start Supplied records

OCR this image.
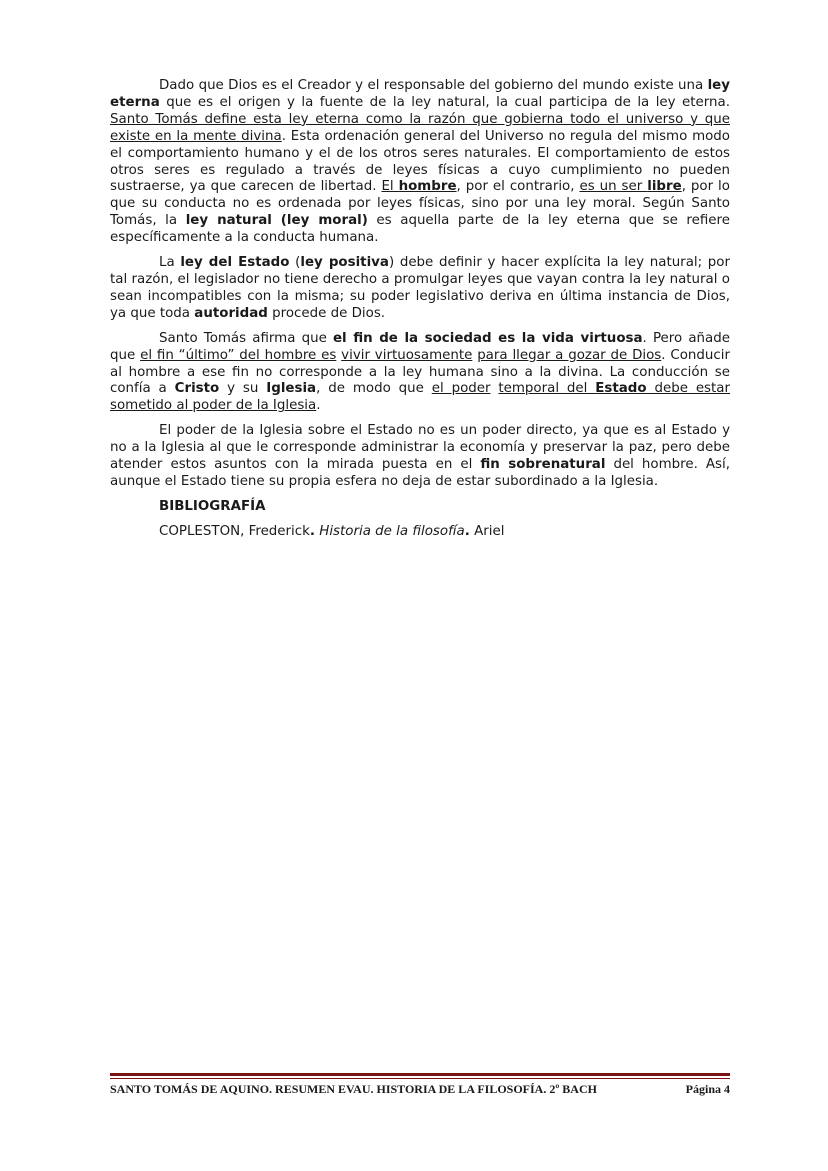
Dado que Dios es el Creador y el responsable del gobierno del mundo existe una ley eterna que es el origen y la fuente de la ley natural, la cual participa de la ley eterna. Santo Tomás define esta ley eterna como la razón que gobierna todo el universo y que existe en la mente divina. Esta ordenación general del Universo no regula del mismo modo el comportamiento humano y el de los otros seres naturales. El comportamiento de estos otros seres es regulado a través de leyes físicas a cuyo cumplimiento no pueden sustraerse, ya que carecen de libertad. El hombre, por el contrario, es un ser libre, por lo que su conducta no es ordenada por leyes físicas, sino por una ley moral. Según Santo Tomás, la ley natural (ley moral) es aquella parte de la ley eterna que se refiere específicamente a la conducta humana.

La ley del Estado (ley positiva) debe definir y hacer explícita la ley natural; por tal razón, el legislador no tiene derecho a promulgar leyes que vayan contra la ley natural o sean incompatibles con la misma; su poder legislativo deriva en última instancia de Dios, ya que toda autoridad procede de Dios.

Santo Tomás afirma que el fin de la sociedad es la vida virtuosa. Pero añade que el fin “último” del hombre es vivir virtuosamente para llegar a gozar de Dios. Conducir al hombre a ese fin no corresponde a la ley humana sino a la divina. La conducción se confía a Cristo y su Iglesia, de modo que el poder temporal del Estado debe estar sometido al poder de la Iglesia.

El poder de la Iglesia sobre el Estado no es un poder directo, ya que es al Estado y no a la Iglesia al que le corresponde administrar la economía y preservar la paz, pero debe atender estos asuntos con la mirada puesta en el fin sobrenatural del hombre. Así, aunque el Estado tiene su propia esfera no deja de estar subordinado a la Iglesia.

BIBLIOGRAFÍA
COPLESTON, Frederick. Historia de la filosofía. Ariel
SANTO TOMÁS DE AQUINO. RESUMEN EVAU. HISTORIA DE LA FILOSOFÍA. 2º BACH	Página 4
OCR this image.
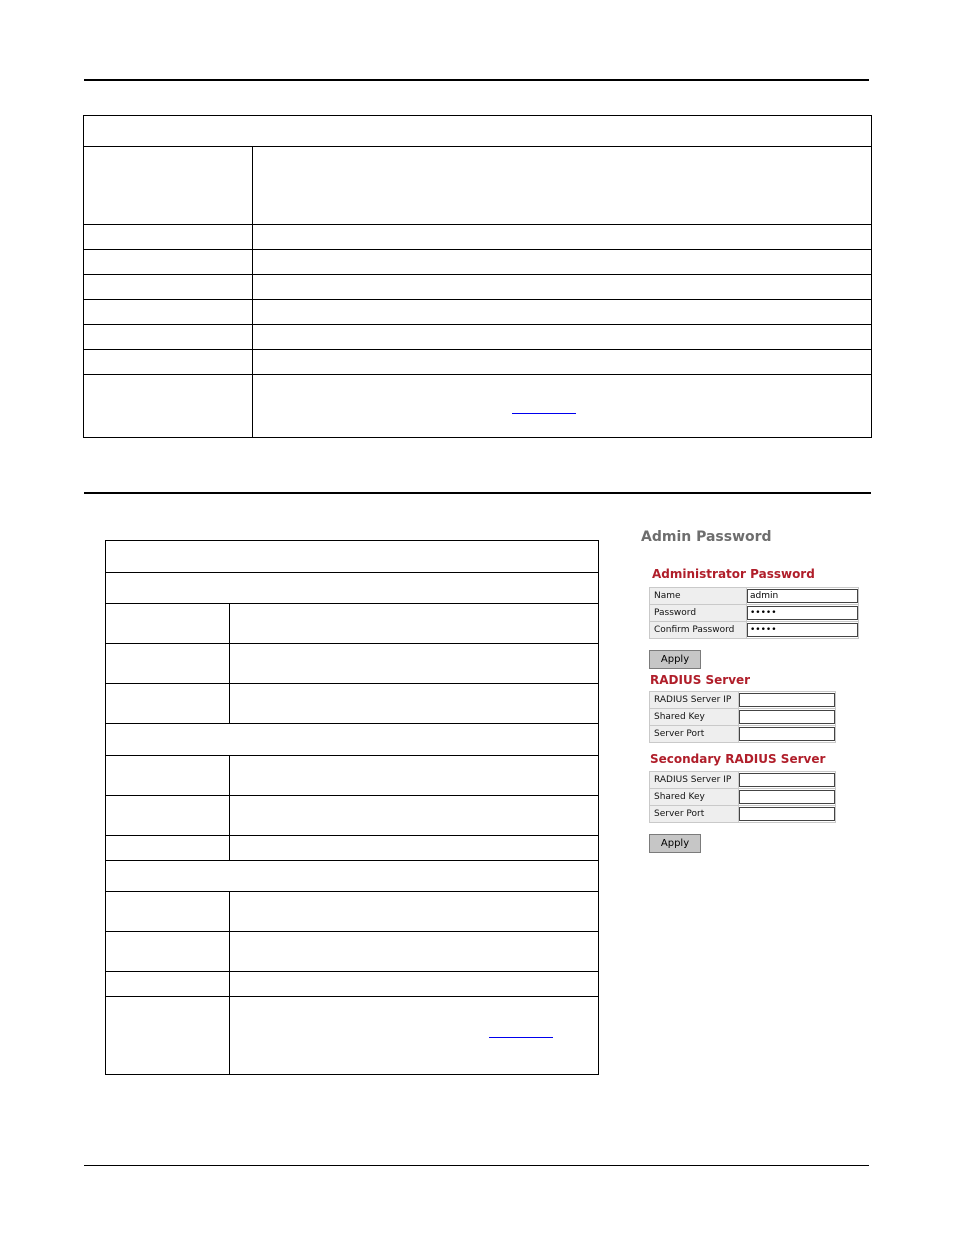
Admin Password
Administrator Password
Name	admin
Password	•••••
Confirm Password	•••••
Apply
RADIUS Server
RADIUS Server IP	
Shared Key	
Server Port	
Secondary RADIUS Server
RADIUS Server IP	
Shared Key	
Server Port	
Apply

end Supplied records

## Task directions
In the records above, collect each line with "tiene".

## Solved exercise
La ley del Estado (ley positiva) debe definir y hacer explícita la ley natural; por tal razón, el legislador no tiene derecho a promulgar leyes que vayan contra la ley natural o sean incompatibles con la misma; su poder legislativo deriva en última instancia de Dios, ya que toda autoridad procede de Dios.
El poder de la Iglesia sobre el Estado no es un poder directo, ya que es al Estado y no a la Iglesia al que le corresponde administrar la economía y preservar la paz, pero debe atender estos asuntos con la mirada puesta en el fin sobrenatural del hombre. Así, aunque el Estado tiene su propia esfera no deja de estar subordinado a la Iglesia.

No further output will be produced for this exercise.